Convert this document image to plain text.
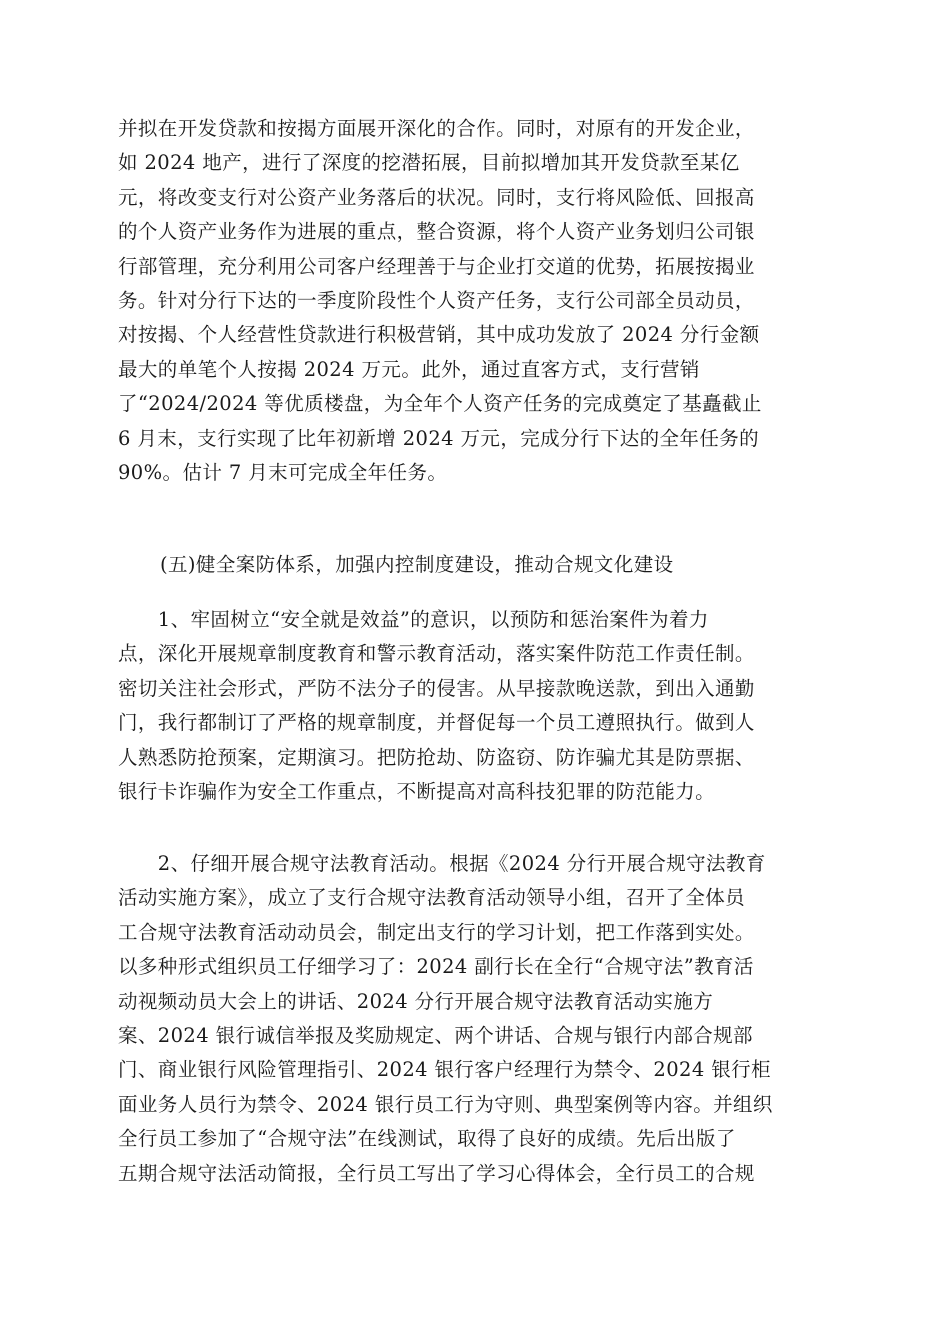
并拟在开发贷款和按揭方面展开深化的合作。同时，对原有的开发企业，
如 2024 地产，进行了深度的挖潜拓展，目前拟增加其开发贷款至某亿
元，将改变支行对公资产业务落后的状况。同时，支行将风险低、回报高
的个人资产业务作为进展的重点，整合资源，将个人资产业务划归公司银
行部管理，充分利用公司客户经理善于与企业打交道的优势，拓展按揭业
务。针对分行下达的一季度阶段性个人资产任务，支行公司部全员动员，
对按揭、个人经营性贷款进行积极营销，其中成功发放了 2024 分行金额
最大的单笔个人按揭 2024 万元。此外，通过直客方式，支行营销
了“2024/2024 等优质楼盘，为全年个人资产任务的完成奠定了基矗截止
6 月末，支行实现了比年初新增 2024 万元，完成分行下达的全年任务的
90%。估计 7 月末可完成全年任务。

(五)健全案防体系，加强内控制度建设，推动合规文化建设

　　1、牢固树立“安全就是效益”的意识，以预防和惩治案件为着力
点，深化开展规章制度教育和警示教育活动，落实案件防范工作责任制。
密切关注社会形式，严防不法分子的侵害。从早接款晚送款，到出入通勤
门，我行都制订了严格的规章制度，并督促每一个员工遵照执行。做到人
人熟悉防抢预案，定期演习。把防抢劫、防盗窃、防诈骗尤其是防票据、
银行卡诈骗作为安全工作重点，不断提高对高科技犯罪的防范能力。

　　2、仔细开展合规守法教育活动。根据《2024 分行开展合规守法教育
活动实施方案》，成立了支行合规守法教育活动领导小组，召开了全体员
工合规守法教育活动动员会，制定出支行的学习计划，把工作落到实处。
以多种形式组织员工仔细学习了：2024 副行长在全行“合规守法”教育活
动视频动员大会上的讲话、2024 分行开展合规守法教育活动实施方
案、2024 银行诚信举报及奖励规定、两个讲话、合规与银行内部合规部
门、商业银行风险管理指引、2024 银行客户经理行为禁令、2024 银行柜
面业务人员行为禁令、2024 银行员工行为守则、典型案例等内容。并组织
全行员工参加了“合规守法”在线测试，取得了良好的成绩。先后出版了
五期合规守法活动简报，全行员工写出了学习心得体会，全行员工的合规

______________________________

Copy every entry exactly as written. Pictures are excluded.

Convert this document image to plain text.
并拟在开发贷款和按揭方面展开深化的合作。同时，对原有的开发企业，
如 2024 地产，进行了深度的挖潜拓展，目前拟增加其开发贷款至某亿
元，将改变支行对公资产业务落后的状况。同时，支行将风险低、回报高
的个人资产业务作为进展的重点，整合资源，将个人资产业务划归公司银
行部管理，充分利用公司客户经理善于与企业打交道的优势，拓展按揭业
务。针对分行下达的一季度阶段性个人资产任务，支行公司部全员动员，
对按揭、个人经营性贷款进行积极营销，其中成功发放了 2024 分行金额
最大的单笔个人按揭 2024 万元。此外，通过直客方式，支行营销
了“2024/2024 等优质楼盘，为全年个人资产任务的完成奠定了基矗截止
6 月末，支行实现了比年初新增 2024 万元，完成分行下达的全年任务的
90%。估计 7 月末可完成全年任务。

(五)健全案防体系，加强内控制度建设，推动合规文化建设

　　1、牢固树立“安全就是效益”的意识，以预防和惩治案件为着力
点，深化开展规章制度教育和警示教育活动，落实案件防范工作责任制。
密切关注社会形式，严防不法分子的侵害。从早接款晚送款，到出入通勤
门，我行都制订了严格的规章制度，并督促每一个员工遵照执行。做到人
人熟悉防抢预案，定期演习。把防抢劫、防盗窃、防诈骗尤其是防票据、
银行卡诈骗作为安全工作重点，不断提高对高科技犯罪的防范能力。

　　2、仔细开展合规守法教育活动。根据《2024 分行开展合规守法教育
活动实施方案》，成立了支行合规守法教育活动领导小组，召开了全体员
工合规守法教育活动动员会，制定出支行的学习计划，把工作落到实处。
以多种形式组织员工仔细学习了：2024 副行长在全行“合规守法”教育活
动视频动员大会上的讲话、2024 分行开展合规守法教育活动实施方
案、2024 银行诚信举报及奖励规定、两个讲话、合规与银行内部合规部
门、商业银行风险管理指引、2024 银行客户经理行为禁令、2024 银行柜
面业务人员行为禁令、2024 银行员工行为守则、典型案例等内容。并组织
全行员工参加了“合规守法”在线测试，取得了良好的成绩。先后出版了
五期合规守法活动简报，全行员工写出了学习心得体会，全行员工的合规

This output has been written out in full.